#### WRITTEN EXERCISE:
Reproduce the listing below without any change.

Records from a collection of figures:
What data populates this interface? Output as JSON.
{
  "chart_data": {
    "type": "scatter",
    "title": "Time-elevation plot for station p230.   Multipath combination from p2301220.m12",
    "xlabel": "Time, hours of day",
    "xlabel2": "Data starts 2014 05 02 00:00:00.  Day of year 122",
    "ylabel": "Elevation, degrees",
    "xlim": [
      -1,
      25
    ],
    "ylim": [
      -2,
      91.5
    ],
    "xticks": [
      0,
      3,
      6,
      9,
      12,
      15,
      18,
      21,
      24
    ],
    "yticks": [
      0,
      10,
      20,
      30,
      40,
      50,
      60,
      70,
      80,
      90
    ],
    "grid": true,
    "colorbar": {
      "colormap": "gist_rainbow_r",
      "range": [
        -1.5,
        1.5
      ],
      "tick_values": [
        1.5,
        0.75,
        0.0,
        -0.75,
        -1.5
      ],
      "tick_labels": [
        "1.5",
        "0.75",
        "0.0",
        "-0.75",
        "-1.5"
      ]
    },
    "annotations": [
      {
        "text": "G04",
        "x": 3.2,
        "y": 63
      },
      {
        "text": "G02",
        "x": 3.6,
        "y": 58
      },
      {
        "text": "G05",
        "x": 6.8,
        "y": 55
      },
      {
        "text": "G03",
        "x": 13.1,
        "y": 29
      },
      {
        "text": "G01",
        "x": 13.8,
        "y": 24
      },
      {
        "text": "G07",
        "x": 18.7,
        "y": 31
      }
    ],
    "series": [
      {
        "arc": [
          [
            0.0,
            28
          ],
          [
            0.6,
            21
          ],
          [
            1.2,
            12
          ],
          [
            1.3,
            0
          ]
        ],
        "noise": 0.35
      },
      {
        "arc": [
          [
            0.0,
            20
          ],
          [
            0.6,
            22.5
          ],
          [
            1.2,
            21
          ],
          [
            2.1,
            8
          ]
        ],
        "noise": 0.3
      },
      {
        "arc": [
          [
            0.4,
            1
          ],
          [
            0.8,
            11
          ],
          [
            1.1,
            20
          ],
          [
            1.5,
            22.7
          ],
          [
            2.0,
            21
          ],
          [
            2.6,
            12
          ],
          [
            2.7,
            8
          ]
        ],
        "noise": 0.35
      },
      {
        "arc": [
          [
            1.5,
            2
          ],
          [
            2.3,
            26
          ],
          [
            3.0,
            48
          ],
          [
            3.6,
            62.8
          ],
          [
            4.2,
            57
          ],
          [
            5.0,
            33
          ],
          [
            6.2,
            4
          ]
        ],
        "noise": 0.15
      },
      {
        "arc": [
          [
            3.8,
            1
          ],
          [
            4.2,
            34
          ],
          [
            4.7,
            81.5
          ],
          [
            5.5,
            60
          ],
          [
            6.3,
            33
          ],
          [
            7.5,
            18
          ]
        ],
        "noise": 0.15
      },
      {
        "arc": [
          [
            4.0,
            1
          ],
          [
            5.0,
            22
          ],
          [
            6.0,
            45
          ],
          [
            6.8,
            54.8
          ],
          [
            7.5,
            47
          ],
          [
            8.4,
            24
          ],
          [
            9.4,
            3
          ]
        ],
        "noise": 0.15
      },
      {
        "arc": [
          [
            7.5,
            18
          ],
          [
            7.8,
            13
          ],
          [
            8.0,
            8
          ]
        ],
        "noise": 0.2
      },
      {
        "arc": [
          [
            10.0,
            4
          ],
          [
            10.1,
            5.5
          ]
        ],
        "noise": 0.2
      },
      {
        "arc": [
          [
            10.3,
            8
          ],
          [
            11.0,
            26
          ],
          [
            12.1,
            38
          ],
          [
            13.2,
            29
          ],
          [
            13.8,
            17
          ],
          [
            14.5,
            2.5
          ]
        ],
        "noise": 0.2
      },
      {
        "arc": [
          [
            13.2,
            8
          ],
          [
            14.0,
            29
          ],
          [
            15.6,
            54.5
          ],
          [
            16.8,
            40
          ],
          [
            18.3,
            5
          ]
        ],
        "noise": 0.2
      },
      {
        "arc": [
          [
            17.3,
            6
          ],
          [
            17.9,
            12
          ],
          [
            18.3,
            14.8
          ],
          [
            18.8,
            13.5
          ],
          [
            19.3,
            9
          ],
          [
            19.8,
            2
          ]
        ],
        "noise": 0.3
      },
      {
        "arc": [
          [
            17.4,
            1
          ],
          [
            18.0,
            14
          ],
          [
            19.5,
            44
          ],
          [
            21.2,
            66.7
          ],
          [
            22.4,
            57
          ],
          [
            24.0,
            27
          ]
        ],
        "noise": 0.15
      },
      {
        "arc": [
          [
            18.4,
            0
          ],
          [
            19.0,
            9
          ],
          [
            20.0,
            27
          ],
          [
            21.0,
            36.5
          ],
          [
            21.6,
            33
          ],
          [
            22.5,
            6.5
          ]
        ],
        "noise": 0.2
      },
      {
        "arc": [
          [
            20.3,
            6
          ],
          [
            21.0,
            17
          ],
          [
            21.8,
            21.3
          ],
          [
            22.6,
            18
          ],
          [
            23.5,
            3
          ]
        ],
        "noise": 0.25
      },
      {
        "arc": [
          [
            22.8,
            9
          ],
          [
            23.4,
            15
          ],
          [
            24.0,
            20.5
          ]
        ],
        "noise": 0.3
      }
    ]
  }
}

#### WRITTEN RESPONSE:
What data populates this interface? Output as JSON.
{
  "chart_data": {
    "type": "scatter",
    "title": "Time-elevation plot for station p230.   Multipath combination from p2301220.m12",
    "xlabel": "Time, hours of day",
    "xlabel2": "Data starts 2014 05 02 00:00:00.  Day of year 122",
    "ylabel": "Elevation, degrees",
    "xlim": [
      -1,
      25
    ],
    "ylim": [
      -2,
      91.5
    ],
    "xticks": [
      0,
      3,
      6,
      9,
      12,
      15,
      18,
      21,
      24
    ],
    "yticks": [
      0,
      10,
      20,
      30,
      40,
      50,
      60,
      70,
      80,
      90
    ],
    "grid": true,
    "colorbar": {
      "colormap": "gist_rainbow_r",
      "range": [
        -1.5,
        1.5
      ],
      "tick_values": [
        1.5,
        0.75,
        0.0,
        -0.75,
        -1.5
      ],
      "tick_labels": [
        "1.5",
        "0.75",
        "0.0",
        "-0.75",
        "-1.5"
      ]
    },
    "annotations": [
      {
        "text": "G04",
        "x": 3.2,
        "y": 63
      },
      {
        "text": "G02",
        "x": 3.6,
        "y": 58
      },
      {
        "text": "G05",
        "x": 6.8,
        "y": 55
      },
      {
        "text": "G03",
        "x": 13.1,
        "y": 29
      },
      {
        "text": "G01",
        "x": 13.8,
        "y": 24
      },
      {
        "text": "G07",
        "x": 18.7,
        "y": 31
      }
    ],
    "series": [
      {
        "arc": [
          [
            0.0,
            28
          ],
          [
            0.6,
            21
          ],
          [
            1.2,
            12
          ],
          [
            1.3,
            0
          ]
        ],
        "noise": 0.35
      },
      {
        "arc": [
          [
            0.0,
            20
          ],
          [
            0.6,
            22.5
          ],
          [
            1.2,
            21
          ],
          [
            2.1,
            8
          ]
        ],
        "noise": 0.3
      },
      {
        "arc": [
          [
            0.4,
            1
          ],
          [
            0.8,
            11
          ],
          [
            1.1,
            20
          ],
          [
            1.5,
            22.7
          ],
          [
            2.0,
            21
          ],
          [
            2.6,
            12
          ],
          [
            2.7,
            8
          ]
        ],
        "noise": 0.35
      },
      {
        "arc": [
          [
            1.5,
            2
          ],
          [
            2.3,
            26
          ],
          [
            3.0,
            48
          ],
          [
            3.6,
            62.8
          ],
          [
            4.2,
            57
          ],
          [
            5.0,
            33
          ],
          [
            6.2,
            4
          ]
        ],
        "noise": 0.15
      },
      {
        "arc": [
          [
            3.8,
            1
          ],
          [
            4.2,
            34
          ],
          [
            4.7,
            81.5
          ],
          [
            5.5,
            60
          ],
          [
            6.3,
            33
          ],
          [
            7.5,
            18
          ]
        ],
        "noise": 0.15
      },
      {
        "arc": [
          [
            4.0,
            1
          ],
          [
            5.0,
            22
          ],
          [
            6.0,
            45
          ],
          [
            6.8,
            54.8
          ],
          [
            7.5,
            47
          ],
          [
            8.4,
            24
          ],
          [
            9.4,
            3
          ]
        ],
        "noise": 0.15
      },
      {
        "arc": [
          [
            7.5,
            18
          ],
          [
            7.8,
            13
          ],
          [
            8.0,
            8
          ]
        ],
        "noise": 0.2
      },
      {
        "arc": [
          [
            10.0,
            4
          ],
          [
            10.1,
            5.5
          ]
        ],
        "noise": 0.2
      },
      {
        "arc": [
          [
            10.3,
            8
          ],
          [
            11.0,
            26
          ],
          [
            12.1,
            38
          ],
          [
            13.2,
            29
          ],
          [
            13.8,
            17
          ],
          [
            14.5,
            2.5
          ]
        ],
        "noise": 0.2
      },
      {
        "arc": [
          [
            13.2,
            8
          ],
          [
            14.0,
            29
          ],
          [
            15.6,
            54.5
          ],
          [
            16.8,
            40
          ],
          [
            18.3,
            5
          ]
        ],
        "noise": 0.2
      },
      {
        "arc": [
          [
            17.3,
            6
          ],
          [
            17.9,
            12
          ],
          [
            18.3,
            14.8
          ],
          [
            18.8,
            13.5
          ],
          [
            19.3,
            9
          ],
          [
            19.8,
            2
          ]
        ],
        "noise": 0.3
      },
      {
        "arc": [
          [
            17.4,
            1
          ],
          [
            18.0,
            14
          ],
          [
            19.5,
            44
          ],
          [
            21.2,
            66.7
          ],
          [
            22.4,
            57
          ],
          [
            24.0,
            27
          ]
        ],
        "noise": 0.15
      },
      {
        "arc": [
          [
            18.4,
            0
          ],
          [
            19.0,
            9
          ],
          [
            20.0,
            27
          ],
          [
            21.0,
            36.5
          ],
          [
            21.6,
            33
          ],
          [
            22.5,
            6.5
          ]
        ],
        "noise": 0.2
      },
      {
        "arc": [
          [
            20.3,
            6
          ],
          [
            21.0,
            17
          ],
          [
            21.8,
            21.3
          ],
          [
            22.6,
            18
          ],
          [
            23.5,
            3
          ]
        ],
        "noise": 0.25
      },
      {
        "arc": [
          [
            22.8,
            9
          ],
          [
            23.4,
            15
          ],
          [
            24.0,
            20.5
          ]
        ],
        "noise": 0.3
      }
    ]
  }
}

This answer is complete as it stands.